■ **YOUR GOAL**: Reproduce verbatim the lines of the listing starting with the line containing "logo-text: INCOMA [536,432,577,442]" and going on through the line containing "data-label: 3% [375,343,387,351]".

■ **PROVIDED RECORDS**:

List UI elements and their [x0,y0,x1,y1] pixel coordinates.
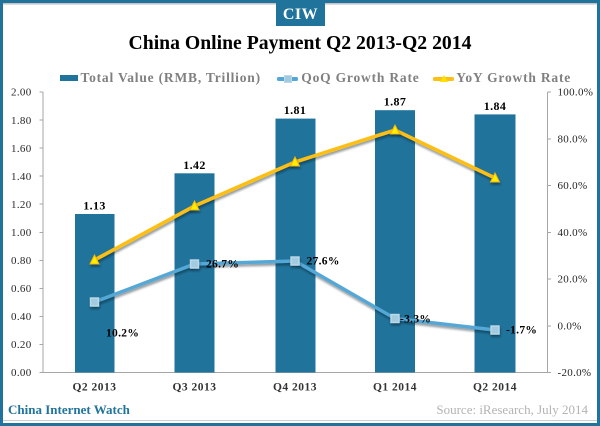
svg-text:1.60: 1.60 [11,143,32,155]
svg-text:-3.3%: -3.3% [400,314,431,326]
svg-text:0.40: 0.40 [11,311,32,323]
svg-text:-20.0%: -20.0% [558,367,592,379]
svg-text:1.80: 1.80 [11,115,32,127]
svg-text:1.42: 1.42 [183,158,206,172]
svg-text:Q2 2014: Q2 2014 [473,382,517,394]
svg-text:100.0%: 100.0% [558,87,594,99]
svg-text:1.00: 1.00 [11,227,32,239]
svg-text:0.80: 0.80 [11,255,32,267]
svg-text:0.60: 0.60 [11,283,32,295]
svg-text:0.00: 0.00 [11,367,32,379]
svg-text:Q1 2014: Q1 2014 [373,382,417,394]
svg-text:10.2%: 10.2% [106,328,139,340]
svg-text:2.00: 2.00 [11,87,32,99]
svg-text:-1.7%: -1.7% [506,325,537,337]
svg-text:60.0%: 60.0% [558,180,588,192]
svg-text:1.84: 1.84 [484,99,507,113]
svg-text:1.87: 1.87 [384,95,407,109]
svg-text:27.6%: 27.6% [307,256,340,268]
svg-text:Q2 2013: Q2 2013 [72,382,116,394]
svg-text:Q4 2013: Q4 2013 [273,382,317,394]
svg-text:20.0%: 20.0% [558,274,588,286]
svg-text:1.40: 1.40 [11,171,32,183]
svg-text:1.81: 1.81 [284,103,307,117]
svg-text:40.0%: 40.0% [558,227,588,239]
svg-text:80.0%: 80.0% [558,133,588,145]
svg-text:0.0%: 0.0% [558,320,582,332]
svg-text:26.7%: 26.7% [206,259,239,271]
svg-text:1.20: 1.20 [11,199,32,211]
svg-text:0.20: 0.20 [11,339,32,351]
svg-text:1.13: 1.13 [83,199,106,213]
svg-text:Q3 2013: Q3 2013 [172,382,216,394]
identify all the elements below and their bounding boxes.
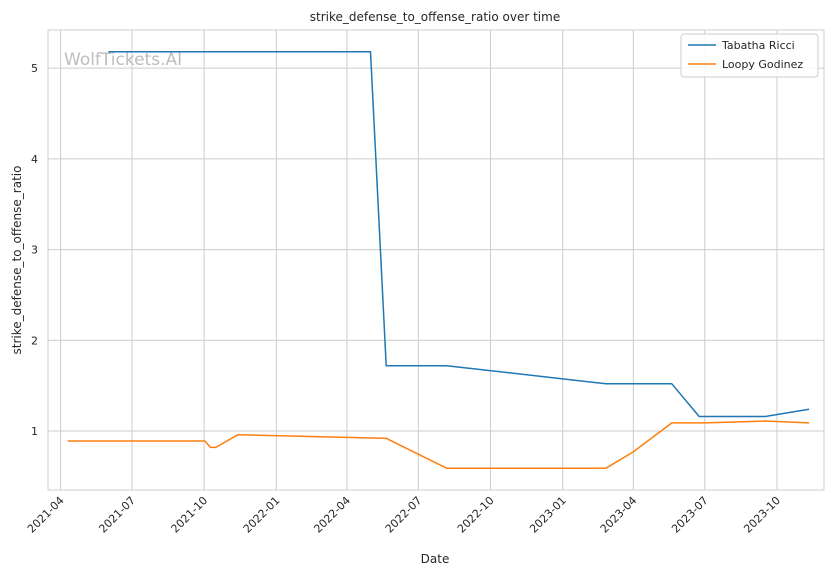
y-tick-label: 5 [31,62,38,75]
series-line-loopy-godinez [67,420,810,469]
x-tick-label: 2021-04 [25,494,67,536]
x-tick-label: 2022-04 [311,494,353,536]
y-tick-label: 4 [31,153,38,166]
legend: Tabatha Ricci Loopy Godinez [680,33,819,78]
chart-title: strike_defense_to_offense_ratio over tim… [310,10,560,24]
x-tick-label: 2021-07 [96,494,138,536]
series-line-tabatha-ricci [108,51,810,418]
legend-label-tabatha-ricci: Tabatha Ricci [721,39,795,52]
x-axis-title: Date [421,552,450,566]
x-tick-label: 2022-07 [383,494,425,536]
x-tick-label: 2023-07 [669,494,711,536]
x-tick-label: 2022-10 [455,494,497,536]
grid-layer [48,30,824,490]
legend-label-loopy-godinez: Loopy Godinez [722,58,803,71]
x-tick-label: 2021-10 [169,494,211,536]
watermark-text: WolfTickets.AI [64,50,182,70]
plot-frame [47,29,825,491]
y-tick-label: 1 [31,425,38,438]
y-tick-label: 2 [31,334,38,347]
x-tick-label: 2022-01 [241,494,283,536]
y-tick-labels: 1 2 3 4 5 [31,62,38,438]
y-tick-label: 3 [31,244,38,257]
series-layer [67,51,810,469]
x-tick-labels: 2021-04 2021-07 2021-10 2022-01 2022-04 2022-… [25,494,783,536]
x-tick-label: 2023-04 [598,494,640,536]
x-tick-label: 2023-10 [741,494,783,536]
y-axis-title: strike_defense_to_offense_ratio [10,166,24,355]
x-tick-label: 2023-01 [527,494,569,536]
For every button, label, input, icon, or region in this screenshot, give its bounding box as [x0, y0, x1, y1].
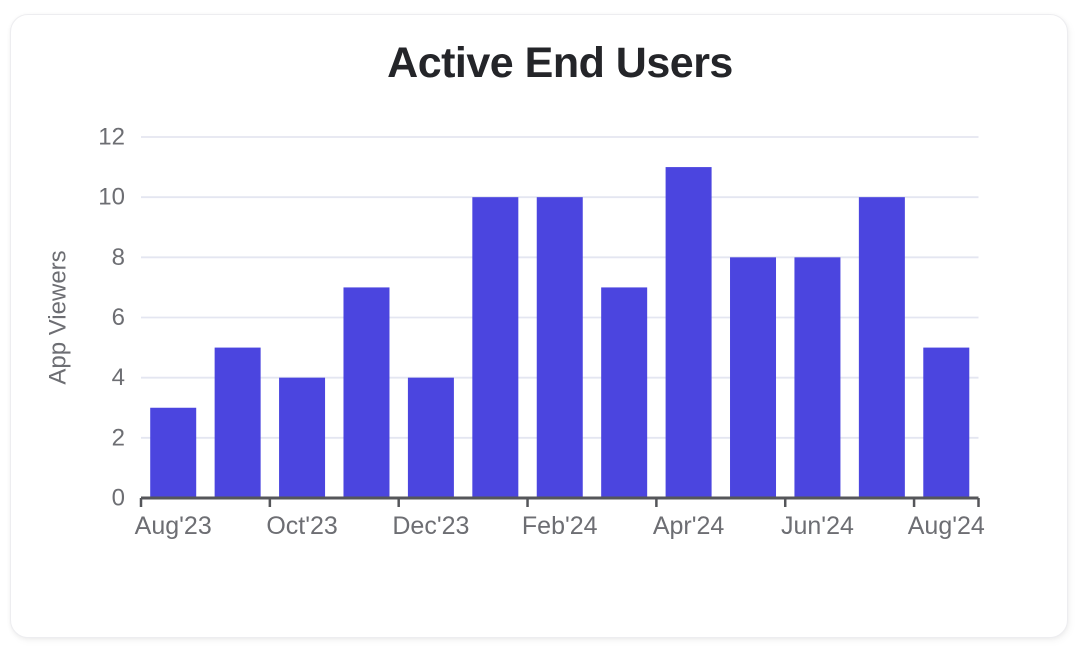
x-tick-label: Aug'24: [908, 512, 985, 540]
bar: [601, 287, 648, 498]
bar: [407, 377, 454, 498]
y-tick-label: 2: [112, 424, 125, 451]
bar: [279, 377, 326, 498]
bar-chart: App Viewers 0 2 4 6 8 10 12 Aug'23 Oct'23 Dec'23 F…: [45, 124, 985, 541]
y-tick-label: 12: [98, 124, 125, 151]
y-tick-label: 10: [98, 184, 125, 211]
bar: [343, 287, 390, 498]
bar: [923, 347, 970, 498]
bar: [794, 257, 841, 498]
x-tick-label: Apr'24: [653, 512, 725, 540]
bar: [858, 197, 905, 498]
y-tick-label: 6: [112, 304, 125, 331]
x-tick-label: Feb'24: [522, 512, 598, 540]
x-tick-label: Dec'23: [392, 512, 469, 540]
x-tick-label: Oct'23: [266, 512, 337, 540]
bar: [214, 347, 261, 498]
x-tick-label: Aug'23: [135, 512, 212, 540]
chart-title: Active End Users: [387, 39, 733, 87]
axis-layer: [139, 496, 980, 507]
bars-layer: [150, 167, 970, 499]
bar: [472, 197, 519, 498]
y-tick-label: 8: [112, 244, 125, 271]
labels-layer: App Viewers 0 2 4 6 8 10 12 Aug'23 Oct'23 Dec'23 F…: [45, 124, 985, 541]
y-tick-label: 0: [112, 485, 125, 512]
y-tick-label: 4: [112, 364, 125, 391]
bar: [730, 257, 777, 498]
y-axis-title: App Viewers: [45, 250, 72, 384]
x-tick-label: Jun'24: [781, 512, 854, 540]
bar: [150, 407, 197, 498]
chart-card: Active End Users App Viewers 0 2 4 6 8 10 12 Au…: [10, 14, 1068, 638]
bar: [536, 197, 583, 498]
bar: [665, 167, 712, 499]
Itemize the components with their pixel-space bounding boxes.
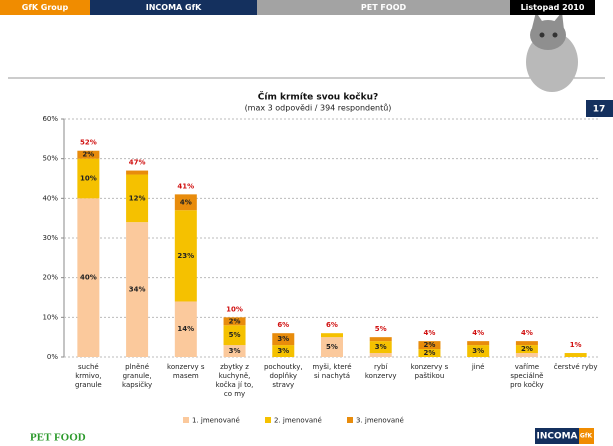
logo-text: INCOMA [536,432,577,442]
logo-box [579,428,594,444]
bar-segment [321,333,343,338]
total-label: 47% [129,159,146,167]
bar-segment [77,158,100,199]
bar-segment [77,198,100,357]
total-label: 6% [277,321,289,329]
y-tick-label: 0% [47,353,58,361]
bar-segment [223,317,246,326]
legend-swatch [347,417,353,423]
legend-swatch [265,417,271,423]
bar-segment [515,353,538,357]
bar-segment [126,222,149,357]
data-label: 3% [375,343,387,351]
total-label: 5% [375,325,387,333]
total-label: 1% [570,341,582,349]
x-tick-label: myši, které si nachytá [312,363,352,380]
data-label: 3% [277,347,289,355]
legend-label: 3. jmenované [356,417,404,425]
data-label: 3% [229,347,241,355]
data-label: 2% [521,345,533,353]
data-label: 34% [129,286,146,294]
x-tick-label: pochoutky, doplňky stravy [263,363,303,389]
data-label: 10% [80,175,97,183]
bar-segment [369,353,392,357]
total-label: 10% [226,305,243,313]
bar-segment [126,170,149,175]
y-tick-label: 10% [42,313,58,321]
total-label: 52% [80,139,97,147]
bar-segment [272,345,295,357]
logo-text: GfK [580,433,593,440]
footer-title: PET FOOD [30,432,86,444]
x-tick-label: konzervy s masem [167,363,205,380]
y-tick-label: 50% [42,155,58,163]
data-label: 5% [326,343,338,351]
bar-segment [223,345,246,357]
bar-segment [321,337,343,357]
data-label: 12% [129,194,146,202]
bar-segment [369,337,392,342]
data-label: 4% [180,198,192,206]
legend-label: 1. jmenované [192,417,240,425]
total-label: 4% [472,329,484,337]
legend-swatch [183,417,189,423]
bar-segment [369,341,392,354]
chart-subtitle: (max 3 odpovědi / 394 respondentů) [245,103,392,113]
bar-segment [515,341,538,346]
header-cell: INCOMA GfK [90,0,257,15]
x-tick-label: jiné [471,363,485,371]
y-tick-label: 40% [42,194,58,202]
total-label: 6% [326,321,338,329]
bar-segment [467,341,490,346]
page-number-box [586,100,613,117]
logo-box [535,428,579,444]
x-tick-label: konzervy s paštikou [410,363,449,380]
y-tick-label: 20% [42,274,58,282]
bar-segment [467,345,490,357]
bar-segment [564,353,587,357]
header-cell: GfK Group [0,0,90,15]
bar-segment [174,194,197,211]
bar-segment [174,210,197,302]
page-number: 17 [593,105,606,115]
data-label: 2% [424,349,436,357]
header-cell: PET FOOD [257,0,510,15]
data-label: 5% [229,331,241,339]
data-label: 2% [424,341,436,349]
data-label: 23% [177,252,194,260]
cat-picture [526,12,578,92]
bar-segment [418,349,441,357]
header-cell: Listopad 2010 [510,0,595,15]
y-tick-label: 60% [42,115,58,123]
legend-label: 2. jmenované [274,417,322,425]
bar-segment [223,325,246,346]
bar-segment [515,345,538,354]
bar-segment [418,341,441,350]
bar-segment [272,333,295,346]
total-label: 4% [424,329,436,337]
x-tick-label: čerstvé ryby [553,363,598,371]
data-label: 3% [277,335,289,343]
x-tick-label: plněné granule, kapsičky [122,363,153,389]
y-tick-label: 30% [42,234,58,242]
chart-title: Čím krmíte svou kočku? [258,91,378,103]
x-tick-label: rybí konzervy [364,363,397,380]
data-label: 14% [177,325,194,333]
bar-segment [126,174,149,223]
x-tick-label: suché krmivo, granule [74,363,102,389]
total-label: 4% [521,329,533,337]
x-tick-label: zbytky z kuchyně, kočka jí to, co my [215,363,254,398]
data-label: 40% [80,274,97,282]
total-label: 41% [177,182,194,190]
bar-segment [77,150,100,159]
data-label: 2% [82,151,94,159]
x-tick-label: vaříme speciálně pro kočky [510,363,544,389]
data-label: 2% [229,317,241,325]
data-label: 3% [472,347,484,355]
bar-segment [174,301,197,357]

■ **RESPONSE TO THE EXERCISE**:
logo-text: INCOMA [536,432,577,442]
logo-box [579,428,594,444]
bar-segment [321,333,343,338]
total-label: 47% [129,159,146,167]
bar-segment [77,158,100,199]
bar-segment [77,198,100,357]
total-label: 6% [277,321,289,329]
y-tick-label: 0% [47,353,58,361]
bar-segment [223,317,246,326]
legend-swatch [347,417,353,423]
legend-swatch [265,417,271,423]
bar-segment [515,353,538,357]
bar-segment [126,222,149,357]
data-label: 3% [375,343,387,351]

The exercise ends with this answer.